* **Consigna**
Enumera todas las personas que aparecen con nombre y apellido en el texto sobre la exposición de Jesús Abad Colorado.

* **Texto propuesto**
|---|
Cuando todavía no ha terminado la noche

Autor: Daniel Grajales Tabares
14 mayo de 2017 - 06:00 PM

Jesús Abad Colorado sabe que aún no se acabado la guerra, que aún no ha terminado la noche. Este fotógrafo antioqueño tiene abierta al público la exposición En la piel del otro en la Galería de la Oficina, una muestra centrada en la inocencia que ha capturado en los rostros de los colombianos que han vivido el conflicto. 

Medellín

 

San Carlos, Antioquia. 
Ahí comienza la historia. 


Parecería mentira que una novicia peque (o se deje tentar) entre caminos empedrados, suena a utopía que el enamoramiento le llegue entre esas trochas donde la luna se asoma y se esconde sin espera. 


Josefa López fue novicia durante tres años, el hábito lo lució antes de que la idea de casarse la vistiera de blanco nuevamente. Fue profesora de San José, la vereda más lejana de San Carlos (Antioquia), porque, aunque sólo estudió hasta segundo de bachillerato, el latido de Dios la guió a enseñar a leer y escribir en geografías que a lo lejos parecen perderse entre el verde profundo de las montañas.  


Héctor Colorado era apenas un campesino. Después de verla, de cruzarse con ella entre el frío y el olor a tierra, a montaña, fue un campesino enamorado, para quien la vida se ratificó en que, más que título alguno, porque sólo estudió hasta tercero de primaria, tenía que ver con la felicidad. 


No fue alentador que la  tierra madre los viera partir.
|---|
Entradas guardadas:
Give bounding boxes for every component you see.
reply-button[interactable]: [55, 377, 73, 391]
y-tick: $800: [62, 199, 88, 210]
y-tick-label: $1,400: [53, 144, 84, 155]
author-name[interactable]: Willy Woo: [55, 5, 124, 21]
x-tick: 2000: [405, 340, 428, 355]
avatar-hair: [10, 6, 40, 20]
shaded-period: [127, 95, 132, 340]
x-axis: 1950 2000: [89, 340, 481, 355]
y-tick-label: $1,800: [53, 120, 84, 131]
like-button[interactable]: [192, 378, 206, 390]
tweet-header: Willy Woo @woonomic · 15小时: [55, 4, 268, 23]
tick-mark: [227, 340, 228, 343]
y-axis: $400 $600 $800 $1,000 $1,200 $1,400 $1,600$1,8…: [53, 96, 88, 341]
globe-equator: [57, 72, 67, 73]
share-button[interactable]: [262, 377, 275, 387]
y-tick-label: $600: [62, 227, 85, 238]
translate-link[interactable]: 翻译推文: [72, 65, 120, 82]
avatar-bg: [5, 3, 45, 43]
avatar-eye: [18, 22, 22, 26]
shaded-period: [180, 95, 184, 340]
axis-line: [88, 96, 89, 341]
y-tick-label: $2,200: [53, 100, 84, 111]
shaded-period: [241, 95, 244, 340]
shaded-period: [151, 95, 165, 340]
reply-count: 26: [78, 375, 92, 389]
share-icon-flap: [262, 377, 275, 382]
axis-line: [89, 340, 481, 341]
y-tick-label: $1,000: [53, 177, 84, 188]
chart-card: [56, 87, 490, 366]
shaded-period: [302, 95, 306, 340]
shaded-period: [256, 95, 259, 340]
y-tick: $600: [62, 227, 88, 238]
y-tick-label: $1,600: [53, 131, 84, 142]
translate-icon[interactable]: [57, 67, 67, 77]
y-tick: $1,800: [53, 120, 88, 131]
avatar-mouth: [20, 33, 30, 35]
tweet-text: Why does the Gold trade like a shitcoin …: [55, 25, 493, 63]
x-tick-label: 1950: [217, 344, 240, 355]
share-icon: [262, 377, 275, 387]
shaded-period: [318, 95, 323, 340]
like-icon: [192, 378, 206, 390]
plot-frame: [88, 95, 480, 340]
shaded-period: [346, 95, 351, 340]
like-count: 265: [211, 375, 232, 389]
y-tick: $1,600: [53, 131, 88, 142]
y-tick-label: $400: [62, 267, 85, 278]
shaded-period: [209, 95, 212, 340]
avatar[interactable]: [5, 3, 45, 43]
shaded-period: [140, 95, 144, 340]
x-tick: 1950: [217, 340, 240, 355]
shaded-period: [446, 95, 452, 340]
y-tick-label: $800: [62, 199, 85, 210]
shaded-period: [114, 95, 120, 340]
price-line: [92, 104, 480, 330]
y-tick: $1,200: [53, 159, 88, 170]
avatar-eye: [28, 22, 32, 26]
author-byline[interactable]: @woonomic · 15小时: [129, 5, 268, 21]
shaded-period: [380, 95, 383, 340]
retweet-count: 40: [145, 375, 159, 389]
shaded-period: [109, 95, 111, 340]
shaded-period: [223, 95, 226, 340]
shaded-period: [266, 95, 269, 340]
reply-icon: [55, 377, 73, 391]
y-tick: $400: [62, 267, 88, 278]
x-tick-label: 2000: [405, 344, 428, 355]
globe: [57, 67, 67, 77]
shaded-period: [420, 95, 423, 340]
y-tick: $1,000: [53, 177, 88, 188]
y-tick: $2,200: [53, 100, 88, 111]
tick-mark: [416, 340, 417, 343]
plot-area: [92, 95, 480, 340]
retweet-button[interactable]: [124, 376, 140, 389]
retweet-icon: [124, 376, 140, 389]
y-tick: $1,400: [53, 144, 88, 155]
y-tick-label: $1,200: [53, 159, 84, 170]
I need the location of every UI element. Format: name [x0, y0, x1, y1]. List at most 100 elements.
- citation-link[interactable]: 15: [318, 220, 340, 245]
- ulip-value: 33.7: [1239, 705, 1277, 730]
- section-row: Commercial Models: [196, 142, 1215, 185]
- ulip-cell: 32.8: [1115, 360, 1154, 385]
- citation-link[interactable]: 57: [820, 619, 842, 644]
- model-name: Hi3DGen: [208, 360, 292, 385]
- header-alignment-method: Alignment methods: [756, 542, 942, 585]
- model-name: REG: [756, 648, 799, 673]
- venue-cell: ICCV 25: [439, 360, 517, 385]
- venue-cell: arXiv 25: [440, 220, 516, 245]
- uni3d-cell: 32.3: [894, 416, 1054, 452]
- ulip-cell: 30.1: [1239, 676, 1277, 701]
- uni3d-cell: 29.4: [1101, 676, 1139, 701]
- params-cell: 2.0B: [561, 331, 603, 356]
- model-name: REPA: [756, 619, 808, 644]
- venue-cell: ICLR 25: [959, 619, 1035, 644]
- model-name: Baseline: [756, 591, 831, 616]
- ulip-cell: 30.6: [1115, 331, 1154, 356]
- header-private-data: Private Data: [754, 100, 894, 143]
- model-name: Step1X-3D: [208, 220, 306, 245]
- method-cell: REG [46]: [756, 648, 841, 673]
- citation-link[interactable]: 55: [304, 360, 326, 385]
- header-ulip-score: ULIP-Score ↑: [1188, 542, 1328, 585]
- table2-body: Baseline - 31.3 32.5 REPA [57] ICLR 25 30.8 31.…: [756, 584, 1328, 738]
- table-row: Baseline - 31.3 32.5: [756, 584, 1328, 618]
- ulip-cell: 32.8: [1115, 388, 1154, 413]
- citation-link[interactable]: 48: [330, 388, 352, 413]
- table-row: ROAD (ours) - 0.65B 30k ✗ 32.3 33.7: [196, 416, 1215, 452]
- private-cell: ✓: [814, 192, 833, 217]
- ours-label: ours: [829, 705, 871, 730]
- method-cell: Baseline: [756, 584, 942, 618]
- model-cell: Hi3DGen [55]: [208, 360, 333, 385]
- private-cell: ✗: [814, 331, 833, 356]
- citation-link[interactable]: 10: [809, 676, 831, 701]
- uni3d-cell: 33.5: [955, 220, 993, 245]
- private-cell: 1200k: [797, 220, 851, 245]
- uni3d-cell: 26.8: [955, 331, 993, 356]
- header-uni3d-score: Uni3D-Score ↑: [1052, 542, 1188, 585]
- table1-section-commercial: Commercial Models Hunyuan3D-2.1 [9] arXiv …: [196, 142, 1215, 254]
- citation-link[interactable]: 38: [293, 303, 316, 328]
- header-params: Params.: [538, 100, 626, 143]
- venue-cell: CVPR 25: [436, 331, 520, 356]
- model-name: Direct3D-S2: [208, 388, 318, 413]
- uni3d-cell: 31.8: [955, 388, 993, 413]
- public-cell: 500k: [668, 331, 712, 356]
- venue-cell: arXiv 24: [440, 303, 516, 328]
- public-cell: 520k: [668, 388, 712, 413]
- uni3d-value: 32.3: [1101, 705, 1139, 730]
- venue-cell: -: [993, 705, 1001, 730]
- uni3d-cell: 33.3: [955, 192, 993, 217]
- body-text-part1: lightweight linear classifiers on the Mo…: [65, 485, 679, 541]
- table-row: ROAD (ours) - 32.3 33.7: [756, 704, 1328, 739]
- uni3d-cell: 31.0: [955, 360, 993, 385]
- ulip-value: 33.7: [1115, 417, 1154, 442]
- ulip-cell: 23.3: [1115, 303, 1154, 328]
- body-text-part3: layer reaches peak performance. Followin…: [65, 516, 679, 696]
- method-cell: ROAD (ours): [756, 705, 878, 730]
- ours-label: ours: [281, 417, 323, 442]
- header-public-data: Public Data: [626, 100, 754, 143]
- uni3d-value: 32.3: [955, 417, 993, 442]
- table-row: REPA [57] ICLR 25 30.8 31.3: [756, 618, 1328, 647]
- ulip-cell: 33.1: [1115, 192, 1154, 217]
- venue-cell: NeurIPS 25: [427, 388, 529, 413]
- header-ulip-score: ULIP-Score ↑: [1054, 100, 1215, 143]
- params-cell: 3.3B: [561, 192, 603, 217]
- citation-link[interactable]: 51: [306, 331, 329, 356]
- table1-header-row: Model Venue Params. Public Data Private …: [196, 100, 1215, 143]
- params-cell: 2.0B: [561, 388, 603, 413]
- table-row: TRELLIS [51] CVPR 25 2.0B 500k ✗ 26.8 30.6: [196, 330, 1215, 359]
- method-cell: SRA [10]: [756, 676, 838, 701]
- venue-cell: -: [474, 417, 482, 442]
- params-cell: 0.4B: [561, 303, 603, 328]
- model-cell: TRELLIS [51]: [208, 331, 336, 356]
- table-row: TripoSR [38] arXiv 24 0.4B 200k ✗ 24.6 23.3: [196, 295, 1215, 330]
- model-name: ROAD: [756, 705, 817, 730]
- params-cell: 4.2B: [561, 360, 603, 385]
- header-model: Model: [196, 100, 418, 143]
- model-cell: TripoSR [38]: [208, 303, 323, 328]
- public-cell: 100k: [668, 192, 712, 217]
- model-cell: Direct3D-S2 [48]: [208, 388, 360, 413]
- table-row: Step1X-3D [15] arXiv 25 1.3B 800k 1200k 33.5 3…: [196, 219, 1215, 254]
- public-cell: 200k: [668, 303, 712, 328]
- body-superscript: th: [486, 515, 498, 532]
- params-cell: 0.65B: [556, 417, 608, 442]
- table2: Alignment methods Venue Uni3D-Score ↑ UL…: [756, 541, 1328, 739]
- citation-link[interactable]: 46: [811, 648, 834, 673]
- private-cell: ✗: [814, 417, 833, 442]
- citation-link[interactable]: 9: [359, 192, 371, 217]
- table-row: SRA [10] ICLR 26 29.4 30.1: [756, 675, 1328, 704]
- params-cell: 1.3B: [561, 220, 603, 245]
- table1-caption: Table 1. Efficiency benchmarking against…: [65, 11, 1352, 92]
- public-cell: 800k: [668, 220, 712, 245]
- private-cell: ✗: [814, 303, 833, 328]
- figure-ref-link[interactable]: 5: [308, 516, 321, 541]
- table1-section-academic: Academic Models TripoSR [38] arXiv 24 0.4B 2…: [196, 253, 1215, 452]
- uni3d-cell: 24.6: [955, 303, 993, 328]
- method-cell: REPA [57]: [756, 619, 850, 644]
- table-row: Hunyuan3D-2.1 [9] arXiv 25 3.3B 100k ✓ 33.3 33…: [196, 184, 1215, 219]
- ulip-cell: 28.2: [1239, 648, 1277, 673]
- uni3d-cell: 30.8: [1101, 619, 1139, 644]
|---|
* **Resultado del ejercicio**
- Daniel Grajales Tabares
- Jesús Abad Colorado
- Josefa López
- Héctor Colorado